- [TASK STATEMENT] Scan the entries below for the word "would". Copy each line that has it.

[Begin PROVIDED ENTRIES]

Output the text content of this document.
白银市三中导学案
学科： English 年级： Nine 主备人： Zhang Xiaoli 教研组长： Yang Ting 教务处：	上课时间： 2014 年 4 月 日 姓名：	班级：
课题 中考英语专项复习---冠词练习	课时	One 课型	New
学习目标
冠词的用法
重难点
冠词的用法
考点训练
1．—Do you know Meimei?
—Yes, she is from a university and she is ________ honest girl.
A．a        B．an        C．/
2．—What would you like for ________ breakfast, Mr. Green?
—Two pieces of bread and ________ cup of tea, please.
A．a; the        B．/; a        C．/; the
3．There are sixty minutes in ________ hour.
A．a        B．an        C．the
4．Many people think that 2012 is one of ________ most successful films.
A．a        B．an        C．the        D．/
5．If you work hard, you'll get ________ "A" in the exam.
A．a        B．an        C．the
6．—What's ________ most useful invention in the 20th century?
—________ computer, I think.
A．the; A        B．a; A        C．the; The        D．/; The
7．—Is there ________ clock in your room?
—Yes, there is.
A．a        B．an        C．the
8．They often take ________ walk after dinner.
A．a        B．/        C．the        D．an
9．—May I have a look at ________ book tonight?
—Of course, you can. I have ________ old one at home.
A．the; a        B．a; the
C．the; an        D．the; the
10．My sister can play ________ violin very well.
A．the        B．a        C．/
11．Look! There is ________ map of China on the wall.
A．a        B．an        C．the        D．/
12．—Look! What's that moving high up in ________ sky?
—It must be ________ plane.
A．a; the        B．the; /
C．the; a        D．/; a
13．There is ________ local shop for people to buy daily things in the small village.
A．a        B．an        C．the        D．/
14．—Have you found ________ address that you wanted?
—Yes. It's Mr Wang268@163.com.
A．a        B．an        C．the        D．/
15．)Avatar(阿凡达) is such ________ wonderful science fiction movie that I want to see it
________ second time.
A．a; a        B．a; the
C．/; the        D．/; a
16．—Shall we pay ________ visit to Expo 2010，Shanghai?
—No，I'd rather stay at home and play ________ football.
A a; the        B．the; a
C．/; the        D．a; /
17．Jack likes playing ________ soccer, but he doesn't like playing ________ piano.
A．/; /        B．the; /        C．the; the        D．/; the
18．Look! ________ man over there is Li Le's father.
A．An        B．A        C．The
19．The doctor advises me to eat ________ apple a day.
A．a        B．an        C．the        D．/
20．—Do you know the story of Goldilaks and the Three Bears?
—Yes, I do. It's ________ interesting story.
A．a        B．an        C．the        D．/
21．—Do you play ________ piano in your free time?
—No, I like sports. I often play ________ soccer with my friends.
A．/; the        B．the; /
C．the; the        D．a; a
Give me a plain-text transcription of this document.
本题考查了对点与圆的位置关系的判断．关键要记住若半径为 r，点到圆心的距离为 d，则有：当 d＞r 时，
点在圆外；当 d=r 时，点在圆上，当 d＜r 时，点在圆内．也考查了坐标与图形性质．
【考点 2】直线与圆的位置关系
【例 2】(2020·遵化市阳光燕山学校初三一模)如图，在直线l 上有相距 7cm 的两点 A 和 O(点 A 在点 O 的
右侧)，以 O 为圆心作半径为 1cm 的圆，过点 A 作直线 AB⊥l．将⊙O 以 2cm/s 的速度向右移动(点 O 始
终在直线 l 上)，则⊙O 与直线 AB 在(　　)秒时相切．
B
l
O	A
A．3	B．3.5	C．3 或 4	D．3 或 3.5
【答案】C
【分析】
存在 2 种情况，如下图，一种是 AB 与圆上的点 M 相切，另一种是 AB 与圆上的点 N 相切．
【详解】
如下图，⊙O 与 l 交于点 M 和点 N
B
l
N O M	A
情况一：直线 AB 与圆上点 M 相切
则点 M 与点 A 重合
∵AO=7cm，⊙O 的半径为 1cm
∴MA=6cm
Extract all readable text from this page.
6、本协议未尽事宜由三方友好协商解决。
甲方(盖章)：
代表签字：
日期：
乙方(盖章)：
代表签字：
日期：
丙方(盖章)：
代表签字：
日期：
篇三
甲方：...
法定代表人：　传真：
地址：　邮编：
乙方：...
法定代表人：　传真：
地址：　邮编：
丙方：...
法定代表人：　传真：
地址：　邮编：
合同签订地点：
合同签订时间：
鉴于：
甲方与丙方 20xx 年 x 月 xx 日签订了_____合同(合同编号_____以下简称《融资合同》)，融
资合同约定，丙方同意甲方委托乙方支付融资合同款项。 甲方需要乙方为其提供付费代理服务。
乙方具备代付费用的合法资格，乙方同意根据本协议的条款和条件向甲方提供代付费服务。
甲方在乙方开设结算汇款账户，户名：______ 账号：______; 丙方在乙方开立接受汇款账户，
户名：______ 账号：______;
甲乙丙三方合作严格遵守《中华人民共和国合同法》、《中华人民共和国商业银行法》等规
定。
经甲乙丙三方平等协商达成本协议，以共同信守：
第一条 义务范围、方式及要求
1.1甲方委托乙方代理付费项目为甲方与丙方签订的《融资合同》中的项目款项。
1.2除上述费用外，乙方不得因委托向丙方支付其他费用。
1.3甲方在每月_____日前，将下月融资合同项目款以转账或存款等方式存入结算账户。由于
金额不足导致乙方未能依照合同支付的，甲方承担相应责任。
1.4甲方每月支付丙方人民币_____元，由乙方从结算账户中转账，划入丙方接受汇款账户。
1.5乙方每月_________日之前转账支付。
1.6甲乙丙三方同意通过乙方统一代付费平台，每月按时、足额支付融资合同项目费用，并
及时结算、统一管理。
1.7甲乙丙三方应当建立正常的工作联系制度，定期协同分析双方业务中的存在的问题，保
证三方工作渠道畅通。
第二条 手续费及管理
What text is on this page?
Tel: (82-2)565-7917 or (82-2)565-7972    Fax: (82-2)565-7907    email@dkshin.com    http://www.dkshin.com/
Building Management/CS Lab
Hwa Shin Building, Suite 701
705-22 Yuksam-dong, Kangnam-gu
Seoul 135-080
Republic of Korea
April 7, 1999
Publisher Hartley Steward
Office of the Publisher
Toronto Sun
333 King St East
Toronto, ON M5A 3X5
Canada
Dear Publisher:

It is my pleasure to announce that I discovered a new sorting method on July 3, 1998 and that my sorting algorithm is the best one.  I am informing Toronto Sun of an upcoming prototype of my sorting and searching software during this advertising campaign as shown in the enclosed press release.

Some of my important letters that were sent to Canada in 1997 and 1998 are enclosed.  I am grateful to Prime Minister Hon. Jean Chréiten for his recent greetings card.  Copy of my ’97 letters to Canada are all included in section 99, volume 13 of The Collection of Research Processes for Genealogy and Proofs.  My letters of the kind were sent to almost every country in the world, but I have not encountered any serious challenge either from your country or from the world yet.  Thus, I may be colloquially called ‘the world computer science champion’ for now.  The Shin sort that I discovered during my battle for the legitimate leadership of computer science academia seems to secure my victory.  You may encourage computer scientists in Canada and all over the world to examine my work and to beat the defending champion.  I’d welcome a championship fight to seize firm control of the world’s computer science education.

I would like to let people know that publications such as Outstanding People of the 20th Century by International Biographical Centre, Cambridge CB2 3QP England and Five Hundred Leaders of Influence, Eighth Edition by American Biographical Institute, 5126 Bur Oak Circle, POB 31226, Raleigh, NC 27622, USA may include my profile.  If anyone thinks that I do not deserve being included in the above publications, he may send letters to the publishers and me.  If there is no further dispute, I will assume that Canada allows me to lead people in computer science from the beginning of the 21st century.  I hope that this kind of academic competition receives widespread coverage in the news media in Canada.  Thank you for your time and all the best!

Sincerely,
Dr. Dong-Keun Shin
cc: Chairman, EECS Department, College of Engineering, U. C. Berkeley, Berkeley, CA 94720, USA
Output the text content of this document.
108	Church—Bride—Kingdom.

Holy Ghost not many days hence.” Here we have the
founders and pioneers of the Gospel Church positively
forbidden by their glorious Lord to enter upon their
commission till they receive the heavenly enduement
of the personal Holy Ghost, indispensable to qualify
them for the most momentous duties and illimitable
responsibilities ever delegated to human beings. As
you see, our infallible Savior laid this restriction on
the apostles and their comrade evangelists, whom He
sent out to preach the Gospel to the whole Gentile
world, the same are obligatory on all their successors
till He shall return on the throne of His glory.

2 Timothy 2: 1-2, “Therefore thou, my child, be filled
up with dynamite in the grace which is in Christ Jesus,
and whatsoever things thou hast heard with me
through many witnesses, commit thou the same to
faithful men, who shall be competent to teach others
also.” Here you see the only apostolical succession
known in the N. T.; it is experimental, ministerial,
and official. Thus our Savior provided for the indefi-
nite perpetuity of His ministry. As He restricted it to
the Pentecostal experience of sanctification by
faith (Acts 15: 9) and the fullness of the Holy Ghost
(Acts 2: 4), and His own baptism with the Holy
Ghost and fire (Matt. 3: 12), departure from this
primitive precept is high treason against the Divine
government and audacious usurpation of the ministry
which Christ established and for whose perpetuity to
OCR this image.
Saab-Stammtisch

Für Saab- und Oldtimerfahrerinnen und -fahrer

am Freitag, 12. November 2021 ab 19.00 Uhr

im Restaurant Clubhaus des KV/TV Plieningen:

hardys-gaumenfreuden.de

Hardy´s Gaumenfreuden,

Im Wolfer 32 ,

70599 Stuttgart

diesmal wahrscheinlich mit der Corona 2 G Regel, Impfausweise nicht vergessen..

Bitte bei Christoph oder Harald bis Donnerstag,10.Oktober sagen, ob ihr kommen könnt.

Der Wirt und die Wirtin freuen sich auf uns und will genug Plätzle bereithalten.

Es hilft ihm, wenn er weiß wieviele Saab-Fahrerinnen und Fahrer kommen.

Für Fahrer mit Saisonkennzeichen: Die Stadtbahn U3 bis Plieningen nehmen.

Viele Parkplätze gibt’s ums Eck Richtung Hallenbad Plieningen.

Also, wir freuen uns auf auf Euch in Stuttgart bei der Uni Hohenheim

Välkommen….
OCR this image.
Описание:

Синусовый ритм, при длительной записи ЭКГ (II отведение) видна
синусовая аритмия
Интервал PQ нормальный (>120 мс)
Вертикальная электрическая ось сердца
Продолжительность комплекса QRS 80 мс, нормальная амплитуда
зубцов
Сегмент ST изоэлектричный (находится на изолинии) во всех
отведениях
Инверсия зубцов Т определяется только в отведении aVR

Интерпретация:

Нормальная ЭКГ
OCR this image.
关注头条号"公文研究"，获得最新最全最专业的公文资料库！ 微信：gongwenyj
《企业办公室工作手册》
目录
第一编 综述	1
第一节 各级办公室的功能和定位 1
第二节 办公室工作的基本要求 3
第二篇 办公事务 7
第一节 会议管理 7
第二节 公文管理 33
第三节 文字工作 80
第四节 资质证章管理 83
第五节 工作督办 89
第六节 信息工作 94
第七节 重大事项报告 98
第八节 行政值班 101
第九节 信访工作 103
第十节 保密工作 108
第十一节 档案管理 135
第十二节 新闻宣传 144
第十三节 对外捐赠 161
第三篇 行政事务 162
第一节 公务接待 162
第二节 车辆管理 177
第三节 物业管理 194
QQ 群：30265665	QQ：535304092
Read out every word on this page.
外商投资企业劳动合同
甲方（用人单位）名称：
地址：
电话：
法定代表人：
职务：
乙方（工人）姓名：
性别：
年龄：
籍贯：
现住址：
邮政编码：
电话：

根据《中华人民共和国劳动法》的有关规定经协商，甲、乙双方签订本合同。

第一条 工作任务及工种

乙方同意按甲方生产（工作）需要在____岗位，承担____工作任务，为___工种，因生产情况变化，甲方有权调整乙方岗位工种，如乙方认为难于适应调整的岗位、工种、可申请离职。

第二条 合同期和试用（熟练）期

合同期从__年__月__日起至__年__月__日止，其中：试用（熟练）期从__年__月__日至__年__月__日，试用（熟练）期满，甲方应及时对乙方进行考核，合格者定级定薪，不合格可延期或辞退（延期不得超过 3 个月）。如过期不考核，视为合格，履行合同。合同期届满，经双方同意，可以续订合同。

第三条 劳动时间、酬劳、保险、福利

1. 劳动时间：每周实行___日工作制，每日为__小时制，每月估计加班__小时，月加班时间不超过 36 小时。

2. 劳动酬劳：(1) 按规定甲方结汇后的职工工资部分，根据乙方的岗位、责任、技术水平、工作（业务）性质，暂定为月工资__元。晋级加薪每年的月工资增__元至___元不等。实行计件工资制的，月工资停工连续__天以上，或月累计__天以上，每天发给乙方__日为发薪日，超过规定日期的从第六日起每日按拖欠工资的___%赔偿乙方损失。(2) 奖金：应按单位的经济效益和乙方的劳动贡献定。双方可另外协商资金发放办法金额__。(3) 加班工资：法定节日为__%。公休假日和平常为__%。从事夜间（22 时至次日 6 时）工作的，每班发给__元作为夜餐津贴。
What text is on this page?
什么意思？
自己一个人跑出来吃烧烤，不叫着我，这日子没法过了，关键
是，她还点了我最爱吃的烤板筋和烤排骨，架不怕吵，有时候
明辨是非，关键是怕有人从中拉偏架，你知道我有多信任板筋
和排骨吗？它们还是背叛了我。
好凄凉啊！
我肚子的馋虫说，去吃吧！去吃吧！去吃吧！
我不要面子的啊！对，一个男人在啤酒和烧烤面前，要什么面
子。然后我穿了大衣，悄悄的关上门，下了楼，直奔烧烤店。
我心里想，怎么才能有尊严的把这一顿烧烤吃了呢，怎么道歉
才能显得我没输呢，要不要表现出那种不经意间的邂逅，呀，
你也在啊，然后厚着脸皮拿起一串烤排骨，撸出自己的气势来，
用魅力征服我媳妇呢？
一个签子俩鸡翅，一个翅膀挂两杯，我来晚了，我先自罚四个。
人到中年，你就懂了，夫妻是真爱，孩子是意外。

[End PROVIDED ENTRIES]

- [EXPECTED ANSWER]
2．—What would you like for ________ breakfast, Mr. Green?
I would like to let people know that publications such as Outstanding People of the 20th Century by International Biographical Centre, Cambridge CB2 3QP England and Five Hundred Leaders of Influence, Eighth Edition by American Biographical Institute, 5126 Bur Oak Circle, POB 31226, Raleigh, NC 27622, USA may include my profile.  If anyone thinks that I do not deserve being included in the above publications, he may send letters to the publishers and me.  If there is no further dispute, I will assume that Canada allows me to lead people in computer science from the beginning of the 21st century.  I hope that this kind of academic competition receives widespread coverage in the news media in Canada.  Thank you for your time and all the best!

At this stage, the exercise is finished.